* _Records shown_
↓↓↓
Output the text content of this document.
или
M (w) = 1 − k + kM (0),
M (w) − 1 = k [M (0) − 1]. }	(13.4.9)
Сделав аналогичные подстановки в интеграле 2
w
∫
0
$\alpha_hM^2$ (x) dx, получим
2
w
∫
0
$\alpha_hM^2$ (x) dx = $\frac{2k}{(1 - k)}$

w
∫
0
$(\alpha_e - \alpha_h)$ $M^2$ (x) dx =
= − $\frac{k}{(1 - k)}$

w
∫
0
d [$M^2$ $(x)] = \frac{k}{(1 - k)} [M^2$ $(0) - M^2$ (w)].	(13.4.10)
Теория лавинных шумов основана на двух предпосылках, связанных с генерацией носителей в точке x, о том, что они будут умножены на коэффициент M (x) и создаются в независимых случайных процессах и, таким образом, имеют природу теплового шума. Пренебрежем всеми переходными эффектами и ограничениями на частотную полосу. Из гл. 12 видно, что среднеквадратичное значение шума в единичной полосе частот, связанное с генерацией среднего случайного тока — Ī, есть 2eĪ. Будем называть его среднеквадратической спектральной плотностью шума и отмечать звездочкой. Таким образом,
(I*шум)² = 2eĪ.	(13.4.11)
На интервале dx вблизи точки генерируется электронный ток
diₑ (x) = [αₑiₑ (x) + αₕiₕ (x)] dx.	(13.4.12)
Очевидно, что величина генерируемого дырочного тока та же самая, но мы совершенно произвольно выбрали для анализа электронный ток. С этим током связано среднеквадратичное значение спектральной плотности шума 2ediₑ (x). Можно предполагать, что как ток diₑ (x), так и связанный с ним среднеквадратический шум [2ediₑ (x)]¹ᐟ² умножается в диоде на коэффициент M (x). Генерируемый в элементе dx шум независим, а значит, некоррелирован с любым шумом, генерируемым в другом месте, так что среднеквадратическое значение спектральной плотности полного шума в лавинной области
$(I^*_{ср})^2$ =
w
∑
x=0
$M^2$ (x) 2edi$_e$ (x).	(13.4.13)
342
↑↑↑
* _Exercise brief_
Every line above should be retyped exactly as given.

* _Final result_
Output the text content of this document.
или
M (w) = 1 − k + kM (0),
M (w) − 1 = k [M (0) − 1]. }	(13.4.9)
Сделав аналогичные подстановки в интеграле 2
w
∫
0
$\alpha_hM^2$ (x) dx, получим
2
w
∫
0
$\alpha_hM^2$ (x) dx = $\frac{2k}{(1 - k)}$

w
∫
0
$(\alpha_e - \alpha_h)$ $M^2$ (x) dx =
= − $\frac{k}{(1 - k)}$

w
∫
0
d [$M^2$ $(x)] = \frac{k}{(1 - k)} [M^2$ $(0) - M^2$ (w)].	(13.4.10)
Теория лавинных шумов основана на двух предпосылках, связанных с генерацией носителей в точке x, о том, что они будут умножены на коэффициент M (x) и создаются в независимых случайных процессах и, таким образом, имеют природу теплового шума. Пренебрежем всеми переходными эффектами и ограничениями на частотную полосу. Из гл. 12 видно, что среднеквадратичное значение шума в единичной полосе частот, связанное с генерацией среднего случайного тока — Ī, есть 2eĪ. Будем называть его среднеквадратической спектральной плотностью шума и отмечать звездочкой. Таким образом,
(I*шум)² = 2eĪ.	(13.4.11)
На интервале dx вблизи точки генерируется электронный ток
diₑ (x) = [αₑiₑ (x) + αₕiₕ (x)] dx.	(13.4.12)
Очевидно, что величина генерируемого дырочного тока та же самая, но мы совершенно произвольно выбрали для анализа электронный ток. С этим током связано среднеквадратичное значение спектральной плотности шума 2ediₑ (x). Можно предполагать, что как ток diₑ (x), так и связанный с ним среднеквадратический шум [2ediₑ (x)]¹ᐟ² умножается в диоде на коэффициент M (x). Генерируемый в элементе dx шум независим, а значит, некоррелирован с любым шумом, генерируемым в другом месте, так что среднеквадратическое значение спектральной плотности полного шума в лавинной области
$(I^*_{ср})^2$ =
w
∑
x=0
$M^2$ (x) 2edi$_e$ (x).	(13.4.13)
342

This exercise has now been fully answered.